**Information given**
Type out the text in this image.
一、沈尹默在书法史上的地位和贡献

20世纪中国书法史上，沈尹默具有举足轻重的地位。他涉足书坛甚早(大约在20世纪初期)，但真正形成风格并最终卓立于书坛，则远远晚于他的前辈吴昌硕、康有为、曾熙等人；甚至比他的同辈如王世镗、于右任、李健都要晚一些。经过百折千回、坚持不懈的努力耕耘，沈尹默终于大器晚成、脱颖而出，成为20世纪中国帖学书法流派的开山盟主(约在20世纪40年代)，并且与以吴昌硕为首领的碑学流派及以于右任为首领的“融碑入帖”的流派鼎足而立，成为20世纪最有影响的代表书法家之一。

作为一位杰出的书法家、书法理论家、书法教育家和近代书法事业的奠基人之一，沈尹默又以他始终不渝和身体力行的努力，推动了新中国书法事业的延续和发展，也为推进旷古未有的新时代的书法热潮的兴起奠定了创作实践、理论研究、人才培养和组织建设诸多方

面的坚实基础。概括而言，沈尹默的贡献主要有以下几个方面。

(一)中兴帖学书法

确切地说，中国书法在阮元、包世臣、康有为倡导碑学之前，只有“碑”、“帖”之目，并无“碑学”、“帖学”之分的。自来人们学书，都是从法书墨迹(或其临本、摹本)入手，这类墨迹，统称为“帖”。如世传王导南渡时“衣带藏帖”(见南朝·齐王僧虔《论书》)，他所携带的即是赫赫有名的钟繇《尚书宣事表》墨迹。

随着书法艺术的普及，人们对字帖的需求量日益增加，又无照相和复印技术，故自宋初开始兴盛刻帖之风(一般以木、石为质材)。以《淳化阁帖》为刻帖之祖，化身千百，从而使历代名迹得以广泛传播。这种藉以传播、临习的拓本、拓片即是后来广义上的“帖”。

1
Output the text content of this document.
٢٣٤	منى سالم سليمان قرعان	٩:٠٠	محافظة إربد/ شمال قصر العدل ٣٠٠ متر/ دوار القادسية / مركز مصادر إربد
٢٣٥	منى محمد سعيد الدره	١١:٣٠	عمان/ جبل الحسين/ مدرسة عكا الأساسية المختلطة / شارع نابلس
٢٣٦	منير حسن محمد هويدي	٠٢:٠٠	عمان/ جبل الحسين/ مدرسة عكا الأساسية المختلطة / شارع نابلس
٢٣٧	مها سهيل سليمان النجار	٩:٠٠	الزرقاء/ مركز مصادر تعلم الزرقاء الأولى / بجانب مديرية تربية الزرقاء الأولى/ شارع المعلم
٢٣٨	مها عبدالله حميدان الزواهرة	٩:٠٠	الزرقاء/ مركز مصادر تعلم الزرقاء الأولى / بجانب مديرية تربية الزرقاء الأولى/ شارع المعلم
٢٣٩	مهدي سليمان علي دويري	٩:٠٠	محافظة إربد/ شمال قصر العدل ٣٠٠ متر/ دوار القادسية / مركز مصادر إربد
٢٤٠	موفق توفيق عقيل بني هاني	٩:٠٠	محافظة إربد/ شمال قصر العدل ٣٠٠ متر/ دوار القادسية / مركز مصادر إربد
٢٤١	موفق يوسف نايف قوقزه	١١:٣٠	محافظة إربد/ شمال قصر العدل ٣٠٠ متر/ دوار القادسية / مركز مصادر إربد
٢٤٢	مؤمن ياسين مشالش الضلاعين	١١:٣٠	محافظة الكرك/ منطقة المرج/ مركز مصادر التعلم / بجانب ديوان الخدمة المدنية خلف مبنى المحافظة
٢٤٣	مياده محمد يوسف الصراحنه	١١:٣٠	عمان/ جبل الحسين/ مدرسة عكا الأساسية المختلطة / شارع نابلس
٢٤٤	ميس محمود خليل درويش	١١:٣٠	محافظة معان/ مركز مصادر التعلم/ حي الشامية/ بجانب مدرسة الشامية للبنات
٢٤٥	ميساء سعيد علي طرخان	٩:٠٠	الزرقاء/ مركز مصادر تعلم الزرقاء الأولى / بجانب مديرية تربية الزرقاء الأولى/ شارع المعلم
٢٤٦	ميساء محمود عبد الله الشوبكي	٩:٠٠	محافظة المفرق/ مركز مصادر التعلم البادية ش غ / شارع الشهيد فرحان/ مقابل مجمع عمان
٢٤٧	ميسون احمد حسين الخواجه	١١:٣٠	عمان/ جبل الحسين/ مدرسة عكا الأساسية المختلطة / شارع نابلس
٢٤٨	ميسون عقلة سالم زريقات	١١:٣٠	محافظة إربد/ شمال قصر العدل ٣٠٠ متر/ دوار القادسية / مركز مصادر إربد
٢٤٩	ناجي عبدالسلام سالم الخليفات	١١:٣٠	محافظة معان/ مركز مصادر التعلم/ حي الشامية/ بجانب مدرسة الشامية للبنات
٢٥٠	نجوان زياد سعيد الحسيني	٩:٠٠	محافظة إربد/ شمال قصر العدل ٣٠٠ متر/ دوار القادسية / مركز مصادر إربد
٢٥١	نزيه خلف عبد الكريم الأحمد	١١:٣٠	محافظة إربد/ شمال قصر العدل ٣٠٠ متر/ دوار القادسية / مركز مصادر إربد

**Exercise directions**
From the listing above, return each line with the word "إربد".

**The solution**
٢٣٤	منى سالم سليمان قرعان	٩:٠٠	محافظة إربد/ شمال قصر العدل ٣٠٠ متر/ دوار القادسية / مركز مصادر إربد
٢٣٩	مهدي سليمان علي دويري	٩:٠٠	محافظة إربد/ شمال قصر العدل ٣٠٠ متر/ دوار القادسية / مركز مصادر إربد
٢٤٠	موفق توفيق عقيل بني هاني	٩:٠٠	محافظة إربد/ شمال قصر العدل ٣٠٠ متر/ دوار القادسية / مركز مصادر إربد
٢٤١	موفق يوسف نايف قوقزه	١١:٣٠	محافظة إربد/ شمال قصر العدل ٣٠٠ متر/ دوار القادسية / مركز مصادر إربد
٢٤٨	ميسون عقلة سالم زريقات	١١:٣٠	محافظة إربد/ شمال قصر العدل ٣٠٠ متر/ دوار القادسية / مركز مصادر إربد
٢٥٠	نجوان زياد سعيد الحسيني	٩:٠٠	محافظة إربد/ شمال قصر العدل ٣٠٠ متر/ دوار القادسية / مركز مصادر إربد
٢٥١	نزيه خلف عبد الكريم الأحمد	١١:٣٠	محافظة إربد/ شمال قصر العدل ٣٠٠ متر/ دوار القادسية / مركز مصادر إربد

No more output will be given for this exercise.